Work required: Copy out the entries below precisely; nothing is to be omitted.

--- begin Supplied material ---

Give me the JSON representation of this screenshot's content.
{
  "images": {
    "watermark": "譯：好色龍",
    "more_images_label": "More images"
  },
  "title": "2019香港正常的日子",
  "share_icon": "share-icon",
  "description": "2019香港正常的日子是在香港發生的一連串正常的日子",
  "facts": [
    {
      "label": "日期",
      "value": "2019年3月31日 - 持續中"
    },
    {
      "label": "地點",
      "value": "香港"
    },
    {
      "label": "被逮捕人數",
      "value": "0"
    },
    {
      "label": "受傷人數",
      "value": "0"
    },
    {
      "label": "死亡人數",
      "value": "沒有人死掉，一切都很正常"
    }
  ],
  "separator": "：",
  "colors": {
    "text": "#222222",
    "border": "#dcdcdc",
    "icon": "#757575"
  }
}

--- end Supplied material ---

Solution:
Give me the JSON representation of this screenshot's content.
{
  "images": {
    "watermark": "譯：好色龍",
    "more_images_label": "More images"
  },
  "title": "2019香港正常的日子",
  "share_icon": "share-icon",
  "description": "2019香港正常的日子是在香港發生的一連串正常的日子",
  "facts": [
    {
      "label": "日期",
      "value": "2019年3月31日 - 持續中"
    },
    {
      "label": "地點",
      "value": "香港"
    },
    {
      "label": "被逮捕人數",
      "value": "0"
    },
    {
      "label": "受傷人數",
      "value": "0"
    },
    {
      "label": "死亡人數",
      "value": "沒有人死掉，一切都很正常"
    }
  ],
  "separator": "：",
  "colors": {
    "text": "#222222",
    "border": "#dcdcdc",
    "icon": "#757575"
  }
}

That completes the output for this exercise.